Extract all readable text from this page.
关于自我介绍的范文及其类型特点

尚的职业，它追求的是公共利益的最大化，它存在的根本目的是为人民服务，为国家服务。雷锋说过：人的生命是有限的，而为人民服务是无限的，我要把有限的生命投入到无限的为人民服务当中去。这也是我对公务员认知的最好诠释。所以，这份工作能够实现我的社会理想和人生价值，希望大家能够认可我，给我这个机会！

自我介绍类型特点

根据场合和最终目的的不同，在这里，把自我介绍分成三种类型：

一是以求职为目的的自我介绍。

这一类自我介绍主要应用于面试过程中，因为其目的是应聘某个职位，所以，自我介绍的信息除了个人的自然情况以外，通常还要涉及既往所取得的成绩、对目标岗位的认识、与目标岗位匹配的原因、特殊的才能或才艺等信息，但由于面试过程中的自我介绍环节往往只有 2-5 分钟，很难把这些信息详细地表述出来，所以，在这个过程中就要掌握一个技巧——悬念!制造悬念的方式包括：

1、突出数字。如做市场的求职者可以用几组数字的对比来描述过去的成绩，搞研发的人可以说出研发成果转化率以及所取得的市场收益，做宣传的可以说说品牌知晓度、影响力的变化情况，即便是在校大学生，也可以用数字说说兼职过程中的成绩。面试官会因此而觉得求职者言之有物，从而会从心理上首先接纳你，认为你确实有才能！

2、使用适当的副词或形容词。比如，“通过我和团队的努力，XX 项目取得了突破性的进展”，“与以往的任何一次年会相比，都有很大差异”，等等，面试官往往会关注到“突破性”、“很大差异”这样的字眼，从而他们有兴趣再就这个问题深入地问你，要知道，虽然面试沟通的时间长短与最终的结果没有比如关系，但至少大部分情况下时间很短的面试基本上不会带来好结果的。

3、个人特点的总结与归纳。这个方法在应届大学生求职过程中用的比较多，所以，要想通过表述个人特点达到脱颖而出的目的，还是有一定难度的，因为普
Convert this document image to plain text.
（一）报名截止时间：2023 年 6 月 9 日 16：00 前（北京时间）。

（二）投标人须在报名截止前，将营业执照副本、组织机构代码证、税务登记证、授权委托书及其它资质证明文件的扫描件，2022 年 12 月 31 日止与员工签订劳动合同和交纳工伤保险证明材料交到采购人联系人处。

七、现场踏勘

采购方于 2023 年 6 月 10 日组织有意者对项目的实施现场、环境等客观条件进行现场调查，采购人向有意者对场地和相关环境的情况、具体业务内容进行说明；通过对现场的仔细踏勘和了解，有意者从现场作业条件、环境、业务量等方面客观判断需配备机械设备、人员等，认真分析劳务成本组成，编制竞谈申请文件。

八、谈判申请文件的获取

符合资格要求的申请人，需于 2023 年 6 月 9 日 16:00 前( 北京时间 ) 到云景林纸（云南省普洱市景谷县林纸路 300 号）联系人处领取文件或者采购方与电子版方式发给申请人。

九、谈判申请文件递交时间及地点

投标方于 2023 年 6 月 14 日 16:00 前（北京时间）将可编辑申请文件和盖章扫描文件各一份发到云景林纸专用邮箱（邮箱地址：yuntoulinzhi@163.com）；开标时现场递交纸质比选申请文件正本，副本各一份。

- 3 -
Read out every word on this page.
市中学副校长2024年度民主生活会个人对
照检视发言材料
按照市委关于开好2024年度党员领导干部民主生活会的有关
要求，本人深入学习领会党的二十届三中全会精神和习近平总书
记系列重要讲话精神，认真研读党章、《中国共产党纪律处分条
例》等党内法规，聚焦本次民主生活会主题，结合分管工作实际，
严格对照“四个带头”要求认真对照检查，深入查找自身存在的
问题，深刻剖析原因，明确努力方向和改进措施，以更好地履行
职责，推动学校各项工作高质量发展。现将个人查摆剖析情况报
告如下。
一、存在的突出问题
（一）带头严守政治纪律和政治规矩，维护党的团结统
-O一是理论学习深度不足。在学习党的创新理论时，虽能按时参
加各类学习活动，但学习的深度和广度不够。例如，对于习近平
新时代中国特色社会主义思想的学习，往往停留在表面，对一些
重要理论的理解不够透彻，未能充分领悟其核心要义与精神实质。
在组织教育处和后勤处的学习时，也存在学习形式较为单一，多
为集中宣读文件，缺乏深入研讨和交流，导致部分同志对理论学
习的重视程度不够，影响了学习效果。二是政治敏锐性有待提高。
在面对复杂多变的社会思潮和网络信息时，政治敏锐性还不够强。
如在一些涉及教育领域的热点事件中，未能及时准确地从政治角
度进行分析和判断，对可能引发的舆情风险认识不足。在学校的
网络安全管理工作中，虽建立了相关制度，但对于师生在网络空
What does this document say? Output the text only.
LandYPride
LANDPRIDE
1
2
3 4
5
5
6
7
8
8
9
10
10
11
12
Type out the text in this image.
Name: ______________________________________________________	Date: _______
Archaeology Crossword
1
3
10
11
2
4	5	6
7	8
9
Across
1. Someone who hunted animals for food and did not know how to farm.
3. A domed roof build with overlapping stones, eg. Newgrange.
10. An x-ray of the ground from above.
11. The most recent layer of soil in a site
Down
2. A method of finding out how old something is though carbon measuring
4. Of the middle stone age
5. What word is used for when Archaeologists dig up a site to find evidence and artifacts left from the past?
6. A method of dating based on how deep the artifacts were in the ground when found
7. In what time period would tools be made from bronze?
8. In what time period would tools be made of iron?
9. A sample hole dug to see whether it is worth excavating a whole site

- Challenge -
Output all of the material exactly as written.

- Full response -
Extract all readable text from this page.
关于自我介绍的范文及其类型特点

尚的职业，它追求的是公共利益的最大化，它存在的根本目的是为人民服务，为国家服务。雷锋说过：人的生命是有限的，而为人民服务是无限的，我要把有限的生命投入到无限的为人民服务当中去。这也是我对公务员认知的最好诠释。所以，这份工作能够实现我的社会理想和人生价值，希望大家能够认可我，给我这个机会！

自我介绍类型特点

根据场合和最终目的的不同，在这里，把自我介绍分成三种类型：

一是以求职为目的的自我介绍。

这一类自我介绍主要应用于面试过程中，因为其目的是应聘某个职位，所以，自我介绍的信息除了个人的自然情况以外，通常还要涉及既往所取得的成绩、对目标岗位的认识、与目标岗位匹配的原因、特殊的才能或才艺等信息，但由于面试过程中的自我介绍环节往往只有 2-5 分钟，很难把这些信息详细地表述出来，所以，在这个过程中就要掌握一个技巧——悬念!制造悬念的方式包括：

1、突出数字。如做市场的求职者可以用几组数字的对比来描述过去的成绩，搞研发的人可以说出研发成果转化率以及所取得的市场收益，做宣传的可以说说品牌知晓度、影响力的变化情况，即便是在校大学生，也可以用数字说说兼职过程中的成绩。面试官会因此而觉得求职者言之有物，从而会从心理上首先接纳你，认为你确实有才能！

2、使用适当的副词或形容词。比如，“通过我和团队的努力，XX 项目取得了突破性的进展”，“与以往的任何一次年会相比，都有很大差异”，等等，面试官往往会关注到“突破性”、“很大差异”这样的字眼，从而他们有兴趣再就这个问题深入地问你，要知道，虽然面试沟通的时间长短与最终的结果没有比如关系，但至少大部分情况下时间很短的面试基本上不会带来好结果的。

3、个人特点的总结与归纳。这个方法在应届大学生求职过程中用的比较多，所以，要想通过表述个人特点达到脱颖而出的目的，还是有一定难度的，因为普
Convert this document image to plain text.
（一）报名截止时间：2023 年 6 月 9 日 16：00 前（北京时间）。

（二）投标人须在报名截止前，将营业执照副本、组织机构代码证、税务登记证、授权委托书及其它资质证明文件的扫描件，2022 年 12 月 31 日止与员工签订劳动合同和交纳工伤保险证明材料交到采购人联系人处。

七、现场踏勘

采购方于 2023 年 6 月 10 日组织有意者对项目的实施现场、环境等客观条件进行现场调查，采购人向有意者对场地和相关环境的情况、具体业务内容进行说明；通过对现场的仔细踏勘和了解，有意者从现场作业条件、环境、业务量等方面客观判断需配备机械设备、人员等，认真分析劳务成本组成，编制竞谈申请文件。

八、谈判申请文件的获取

符合资格要求的申请人，需于 2023 年 6 月 9 日 16:00 前( 北京时间 ) 到云景林纸（云南省普洱市景谷县林纸路 300 号）联系人处领取文件或者采购方与电子版方式发给申请人。

九、谈判申请文件递交时间及地点

投标方于 2023 年 6 月 14 日 16:00 前（北京时间）将可编辑申请文件和盖章扫描文件各一份发到云景林纸专用邮箱（邮箱地址：yuntoulinzhi@163.com）；开标时现场递交纸质比选申请文件正本，副本各一份。

- 3 -
Read out every word on this page.
市中学副校长2024年度民主生活会个人对
照检视发言材料
按照市委关于开好2024年度党员领导干部民主生活会的有关
要求，本人深入学习领会党的二十届三中全会精神和习近平总书
记系列重要讲话精神，认真研读党章、《中国共产党纪律处分条
例》等党内法规，聚焦本次民主生活会主题，结合分管工作实际，
严格对照“四个带头”要求认真对照检查，深入查找自身存在的
问题，深刻剖析原因，明确努力方向和改进措施，以更好地履行
职责，推动学校各项工作高质量发展。现将个人查摆剖析情况报
告如下。
一、存在的突出问题
（一）带头严守政治纪律和政治规矩，维护党的团结统
-O一是理论学习深度不足。在学习党的创新理论时，虽能按时参
加各类学习活动，但学习的深度和广度不够。例如，对于习近平
新时代中国特色社会主义思想的学习，往往停留在表面，对一些
重要理论的理解不够透彻，未能充分领悟其核心要义与精神实质。
在组织教育处和后勤处的学习时，也存在学习形式较为单一，多
为集中宣读文件，缺乏深入研讨和交流，导致部分同志对理论学
习的重视程度不够，影响了学习效果。二是政治敏锐性有待提高。
在面对复杂多变的社会思潮和网络信息时，政治敏锐性还不够强。
如在一些涉及教育领域的热点事件中，未能及时准确地从政治角
度进行分析和判断，对可能引发的舆情风险认识不足。在学校的
网络安全管理工作中，虽建立了相关制度，但对于师生在网络空
What does this document say? Output the text only.
LandYPride
LANDPRIDE
1
2
3 4
5
5
6
7
8
8
9
10
10
11
12
Type out the text in this image.
Name: ______________________________________________________	Date: _______
Archaeology Crossword
1
3
10
11
2
4	5	6
7	8
9
Across
1. Someone who hunted animals for food and did not know how to farm.
3. A domed roof build with overlapping stones, eg. Newgrange.
10. An x-ray of the ground from above.
11. The most recent layer of soil in a site
Down
2. A method of finding out how old something is though carbon measuring
4. Of the middle stone age
5. What word is used for when Archaeologists dig up a site to find evidence and artifacts left from the past?
6. A method of dating based on how deep the artifacts were in the ground when found
7. In what time period would tools be made from bronze?
8. In what time period would tools be made of iron?
9. A sample hole dug to see whether it is worth excavating a whole site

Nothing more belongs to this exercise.